■ THE REQUEST: State only the count of lines in the listing below that hold "counter".

(Records from a collection of figures)
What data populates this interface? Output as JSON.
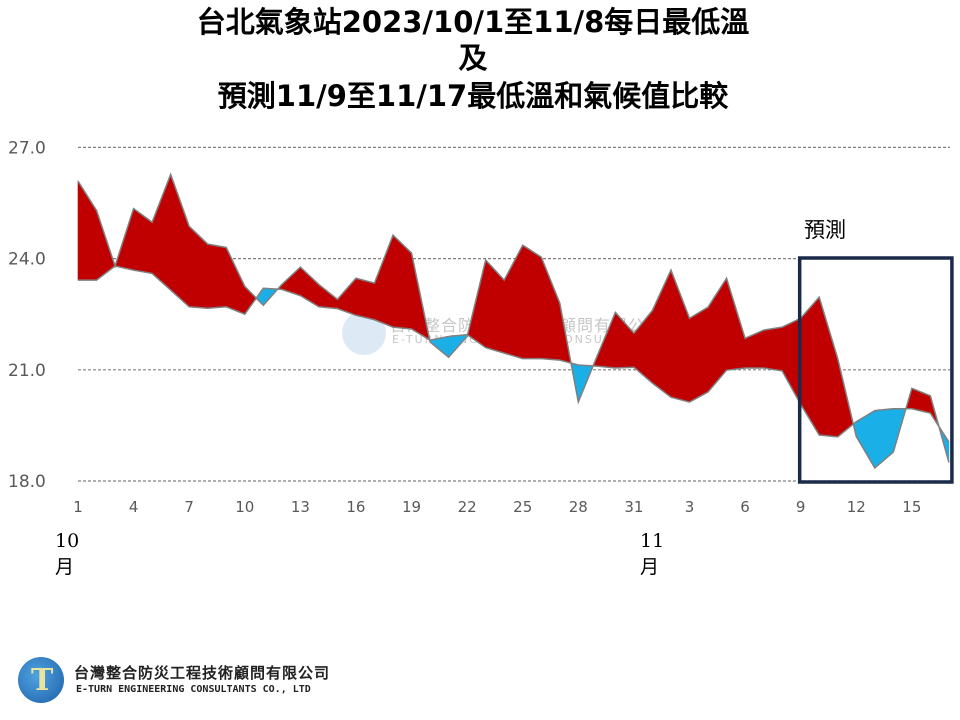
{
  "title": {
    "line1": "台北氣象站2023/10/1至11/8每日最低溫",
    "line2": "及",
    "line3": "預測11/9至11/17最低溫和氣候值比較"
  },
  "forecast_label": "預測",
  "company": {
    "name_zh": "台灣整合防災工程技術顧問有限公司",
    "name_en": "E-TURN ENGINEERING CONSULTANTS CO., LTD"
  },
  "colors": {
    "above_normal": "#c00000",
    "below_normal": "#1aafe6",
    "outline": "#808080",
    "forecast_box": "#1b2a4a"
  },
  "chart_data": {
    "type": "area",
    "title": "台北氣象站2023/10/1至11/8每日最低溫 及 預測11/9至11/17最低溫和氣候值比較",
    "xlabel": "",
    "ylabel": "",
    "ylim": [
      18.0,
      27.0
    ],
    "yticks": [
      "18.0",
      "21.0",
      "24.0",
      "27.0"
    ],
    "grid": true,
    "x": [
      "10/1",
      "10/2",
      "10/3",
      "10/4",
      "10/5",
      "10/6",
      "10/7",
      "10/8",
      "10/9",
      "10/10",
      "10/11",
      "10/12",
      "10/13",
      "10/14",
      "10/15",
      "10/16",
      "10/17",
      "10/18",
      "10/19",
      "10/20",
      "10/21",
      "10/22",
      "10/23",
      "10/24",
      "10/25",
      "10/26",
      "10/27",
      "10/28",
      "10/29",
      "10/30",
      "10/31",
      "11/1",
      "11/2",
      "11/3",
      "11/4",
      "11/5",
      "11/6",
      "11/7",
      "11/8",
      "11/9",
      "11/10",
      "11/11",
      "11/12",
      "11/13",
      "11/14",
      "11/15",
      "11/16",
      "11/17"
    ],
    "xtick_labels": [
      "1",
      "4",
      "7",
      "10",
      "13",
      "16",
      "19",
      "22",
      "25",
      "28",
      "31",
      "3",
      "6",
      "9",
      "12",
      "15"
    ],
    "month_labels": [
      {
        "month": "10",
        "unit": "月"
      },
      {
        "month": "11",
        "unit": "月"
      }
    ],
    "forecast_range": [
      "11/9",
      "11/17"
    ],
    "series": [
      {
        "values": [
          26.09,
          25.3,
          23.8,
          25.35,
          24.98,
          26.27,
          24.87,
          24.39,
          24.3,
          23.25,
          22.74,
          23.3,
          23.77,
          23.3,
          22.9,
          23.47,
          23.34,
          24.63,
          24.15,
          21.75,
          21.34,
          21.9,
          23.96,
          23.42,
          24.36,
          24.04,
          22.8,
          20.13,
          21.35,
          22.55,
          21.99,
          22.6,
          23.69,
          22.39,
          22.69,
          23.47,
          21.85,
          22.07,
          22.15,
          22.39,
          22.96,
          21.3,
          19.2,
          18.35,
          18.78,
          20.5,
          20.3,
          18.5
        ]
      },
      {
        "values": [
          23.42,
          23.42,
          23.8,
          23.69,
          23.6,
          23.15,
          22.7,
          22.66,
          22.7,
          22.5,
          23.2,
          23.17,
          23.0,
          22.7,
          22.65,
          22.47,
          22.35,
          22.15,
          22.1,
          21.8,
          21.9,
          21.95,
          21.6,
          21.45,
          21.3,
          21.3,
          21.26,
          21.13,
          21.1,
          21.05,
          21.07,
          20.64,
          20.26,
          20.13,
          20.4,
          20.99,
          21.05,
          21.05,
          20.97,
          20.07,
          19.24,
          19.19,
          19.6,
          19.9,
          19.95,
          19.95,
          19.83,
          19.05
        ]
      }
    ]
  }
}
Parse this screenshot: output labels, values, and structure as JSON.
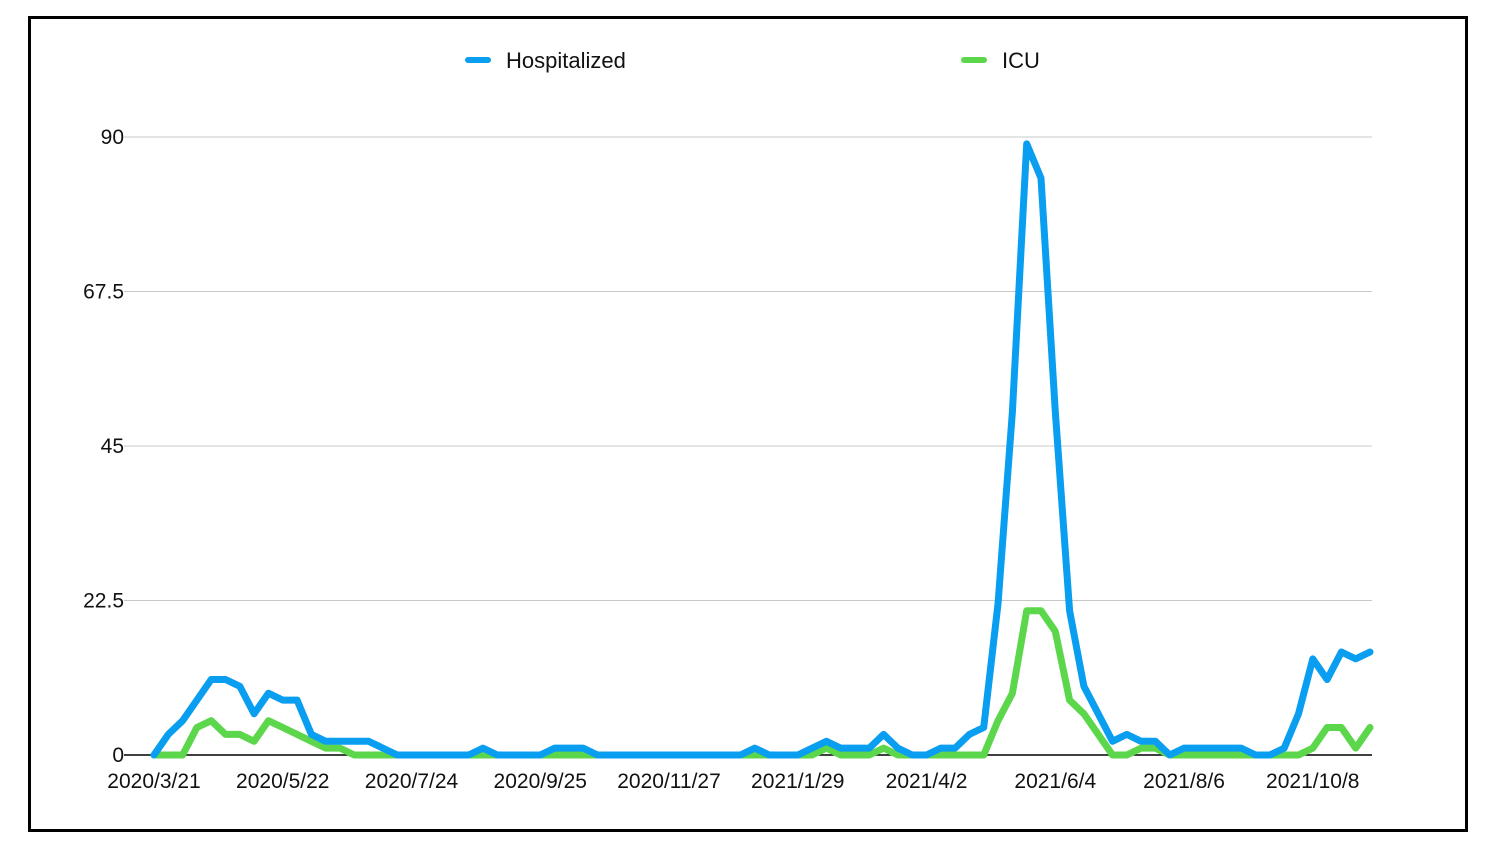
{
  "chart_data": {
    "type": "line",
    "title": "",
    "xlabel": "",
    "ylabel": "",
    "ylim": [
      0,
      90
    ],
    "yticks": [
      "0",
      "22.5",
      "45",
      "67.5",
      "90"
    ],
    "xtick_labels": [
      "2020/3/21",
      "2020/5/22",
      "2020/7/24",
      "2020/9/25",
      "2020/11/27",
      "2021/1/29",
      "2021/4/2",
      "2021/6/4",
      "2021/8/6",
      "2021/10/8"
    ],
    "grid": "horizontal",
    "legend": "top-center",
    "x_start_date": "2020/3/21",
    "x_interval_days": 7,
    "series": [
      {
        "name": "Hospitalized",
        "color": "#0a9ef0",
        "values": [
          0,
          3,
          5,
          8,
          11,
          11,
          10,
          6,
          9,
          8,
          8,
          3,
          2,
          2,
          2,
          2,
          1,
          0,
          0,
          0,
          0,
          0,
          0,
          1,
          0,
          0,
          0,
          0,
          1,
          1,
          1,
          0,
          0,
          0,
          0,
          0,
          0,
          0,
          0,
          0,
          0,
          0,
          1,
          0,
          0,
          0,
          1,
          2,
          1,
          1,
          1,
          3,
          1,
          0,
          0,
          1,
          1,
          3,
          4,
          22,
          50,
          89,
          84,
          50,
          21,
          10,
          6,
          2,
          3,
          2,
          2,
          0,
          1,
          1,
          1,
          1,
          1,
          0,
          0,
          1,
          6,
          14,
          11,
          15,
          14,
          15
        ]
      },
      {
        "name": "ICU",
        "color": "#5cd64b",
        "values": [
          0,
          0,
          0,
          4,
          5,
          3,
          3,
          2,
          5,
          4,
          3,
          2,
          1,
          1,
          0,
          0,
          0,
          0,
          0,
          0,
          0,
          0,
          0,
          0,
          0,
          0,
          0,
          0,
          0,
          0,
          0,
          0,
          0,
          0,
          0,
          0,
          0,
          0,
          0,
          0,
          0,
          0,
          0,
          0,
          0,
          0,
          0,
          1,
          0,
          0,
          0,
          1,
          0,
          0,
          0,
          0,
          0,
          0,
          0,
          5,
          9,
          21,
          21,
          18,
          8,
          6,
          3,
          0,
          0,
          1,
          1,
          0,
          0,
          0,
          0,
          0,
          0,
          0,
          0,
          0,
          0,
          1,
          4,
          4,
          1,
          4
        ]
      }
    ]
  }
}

...

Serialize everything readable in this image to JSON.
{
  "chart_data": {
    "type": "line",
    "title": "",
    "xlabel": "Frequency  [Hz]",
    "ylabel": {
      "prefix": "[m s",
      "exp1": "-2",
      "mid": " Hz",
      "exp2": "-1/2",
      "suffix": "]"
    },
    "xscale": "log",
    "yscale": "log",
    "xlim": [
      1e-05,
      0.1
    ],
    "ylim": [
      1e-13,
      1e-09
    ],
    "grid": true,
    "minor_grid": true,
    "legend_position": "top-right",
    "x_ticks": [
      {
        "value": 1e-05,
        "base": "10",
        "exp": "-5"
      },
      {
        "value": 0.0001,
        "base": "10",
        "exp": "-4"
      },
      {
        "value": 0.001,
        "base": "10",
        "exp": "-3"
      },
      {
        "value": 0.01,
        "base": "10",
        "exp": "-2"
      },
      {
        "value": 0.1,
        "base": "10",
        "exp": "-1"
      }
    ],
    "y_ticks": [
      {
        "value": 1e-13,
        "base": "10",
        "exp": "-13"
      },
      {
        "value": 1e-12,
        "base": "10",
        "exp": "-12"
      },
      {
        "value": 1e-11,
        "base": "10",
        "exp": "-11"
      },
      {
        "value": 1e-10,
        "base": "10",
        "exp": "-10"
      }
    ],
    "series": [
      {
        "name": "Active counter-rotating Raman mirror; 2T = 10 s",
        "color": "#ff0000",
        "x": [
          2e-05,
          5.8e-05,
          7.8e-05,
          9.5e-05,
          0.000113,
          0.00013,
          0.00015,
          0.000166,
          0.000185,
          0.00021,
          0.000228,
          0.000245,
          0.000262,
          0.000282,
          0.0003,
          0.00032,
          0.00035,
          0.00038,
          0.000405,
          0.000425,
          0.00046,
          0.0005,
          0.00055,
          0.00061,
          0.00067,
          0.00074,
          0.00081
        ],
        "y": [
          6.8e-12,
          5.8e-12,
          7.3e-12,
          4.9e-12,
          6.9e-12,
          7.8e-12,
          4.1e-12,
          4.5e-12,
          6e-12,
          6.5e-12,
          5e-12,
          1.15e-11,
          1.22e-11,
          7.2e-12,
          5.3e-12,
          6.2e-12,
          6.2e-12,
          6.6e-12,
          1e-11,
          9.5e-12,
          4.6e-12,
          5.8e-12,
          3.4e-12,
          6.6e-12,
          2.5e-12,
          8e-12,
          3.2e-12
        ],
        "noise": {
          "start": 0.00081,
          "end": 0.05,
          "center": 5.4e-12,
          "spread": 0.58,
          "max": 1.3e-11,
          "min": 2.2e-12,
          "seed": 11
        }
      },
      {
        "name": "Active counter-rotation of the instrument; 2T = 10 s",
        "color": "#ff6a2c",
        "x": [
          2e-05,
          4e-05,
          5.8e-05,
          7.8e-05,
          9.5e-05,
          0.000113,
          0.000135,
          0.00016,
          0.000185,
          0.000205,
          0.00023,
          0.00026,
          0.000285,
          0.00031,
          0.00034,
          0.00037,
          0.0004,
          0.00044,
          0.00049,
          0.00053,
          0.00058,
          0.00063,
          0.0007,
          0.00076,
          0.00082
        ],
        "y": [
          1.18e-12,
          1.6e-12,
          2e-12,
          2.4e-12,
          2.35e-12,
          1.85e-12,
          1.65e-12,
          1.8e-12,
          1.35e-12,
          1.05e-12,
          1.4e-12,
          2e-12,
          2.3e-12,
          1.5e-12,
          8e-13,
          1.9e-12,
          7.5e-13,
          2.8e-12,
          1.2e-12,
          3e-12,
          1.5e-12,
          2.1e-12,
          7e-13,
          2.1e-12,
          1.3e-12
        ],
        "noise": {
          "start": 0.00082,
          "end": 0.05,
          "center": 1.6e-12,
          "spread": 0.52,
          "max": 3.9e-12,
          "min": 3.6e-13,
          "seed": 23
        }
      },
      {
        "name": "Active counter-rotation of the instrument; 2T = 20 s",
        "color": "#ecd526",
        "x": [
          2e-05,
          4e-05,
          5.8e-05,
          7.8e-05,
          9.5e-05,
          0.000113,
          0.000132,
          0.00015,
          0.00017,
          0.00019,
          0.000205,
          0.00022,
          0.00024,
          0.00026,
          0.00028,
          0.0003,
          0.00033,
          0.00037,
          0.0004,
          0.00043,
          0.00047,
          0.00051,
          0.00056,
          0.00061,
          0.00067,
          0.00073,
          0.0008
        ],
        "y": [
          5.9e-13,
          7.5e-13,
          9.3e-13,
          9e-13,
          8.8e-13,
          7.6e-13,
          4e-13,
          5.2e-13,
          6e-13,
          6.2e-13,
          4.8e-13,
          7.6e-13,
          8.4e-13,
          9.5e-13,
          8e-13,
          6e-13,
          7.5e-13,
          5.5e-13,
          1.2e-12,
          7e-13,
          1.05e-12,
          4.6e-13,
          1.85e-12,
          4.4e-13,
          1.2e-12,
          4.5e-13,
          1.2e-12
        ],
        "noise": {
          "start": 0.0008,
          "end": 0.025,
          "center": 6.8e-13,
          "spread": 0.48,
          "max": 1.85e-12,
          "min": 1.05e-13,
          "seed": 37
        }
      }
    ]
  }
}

...

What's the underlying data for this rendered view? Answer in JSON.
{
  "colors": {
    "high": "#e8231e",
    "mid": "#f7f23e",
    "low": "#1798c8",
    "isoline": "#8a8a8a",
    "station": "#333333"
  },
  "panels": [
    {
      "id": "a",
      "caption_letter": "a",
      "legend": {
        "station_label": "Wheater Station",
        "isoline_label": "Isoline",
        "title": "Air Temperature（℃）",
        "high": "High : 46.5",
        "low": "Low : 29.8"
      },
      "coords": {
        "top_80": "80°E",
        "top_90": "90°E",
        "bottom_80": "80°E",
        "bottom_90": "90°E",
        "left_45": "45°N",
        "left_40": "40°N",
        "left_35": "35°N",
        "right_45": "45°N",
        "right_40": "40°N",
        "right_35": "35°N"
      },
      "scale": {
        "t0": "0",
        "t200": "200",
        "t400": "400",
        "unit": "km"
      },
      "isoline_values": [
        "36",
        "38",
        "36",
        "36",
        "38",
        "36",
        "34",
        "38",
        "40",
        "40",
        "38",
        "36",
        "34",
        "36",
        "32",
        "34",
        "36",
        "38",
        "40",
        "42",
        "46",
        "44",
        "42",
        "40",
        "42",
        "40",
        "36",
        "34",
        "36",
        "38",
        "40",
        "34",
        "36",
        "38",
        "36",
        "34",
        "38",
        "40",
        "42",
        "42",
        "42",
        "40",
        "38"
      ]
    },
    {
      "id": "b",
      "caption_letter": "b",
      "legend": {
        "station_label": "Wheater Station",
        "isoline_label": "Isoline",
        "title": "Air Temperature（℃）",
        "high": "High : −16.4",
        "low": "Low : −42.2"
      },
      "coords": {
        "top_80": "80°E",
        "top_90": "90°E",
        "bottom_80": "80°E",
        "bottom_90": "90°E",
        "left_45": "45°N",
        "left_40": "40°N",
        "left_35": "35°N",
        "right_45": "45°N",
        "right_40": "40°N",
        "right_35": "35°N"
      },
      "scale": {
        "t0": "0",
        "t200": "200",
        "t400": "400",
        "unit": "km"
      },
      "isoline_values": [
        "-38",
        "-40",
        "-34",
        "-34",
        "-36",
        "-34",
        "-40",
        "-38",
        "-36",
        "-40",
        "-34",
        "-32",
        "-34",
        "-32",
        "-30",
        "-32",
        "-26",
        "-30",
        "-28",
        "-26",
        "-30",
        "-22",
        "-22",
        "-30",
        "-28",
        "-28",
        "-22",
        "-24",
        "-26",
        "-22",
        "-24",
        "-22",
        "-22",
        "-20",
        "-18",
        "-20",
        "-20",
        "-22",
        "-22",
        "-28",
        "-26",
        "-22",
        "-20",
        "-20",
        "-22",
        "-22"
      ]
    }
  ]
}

■ THE RESPONSE: 3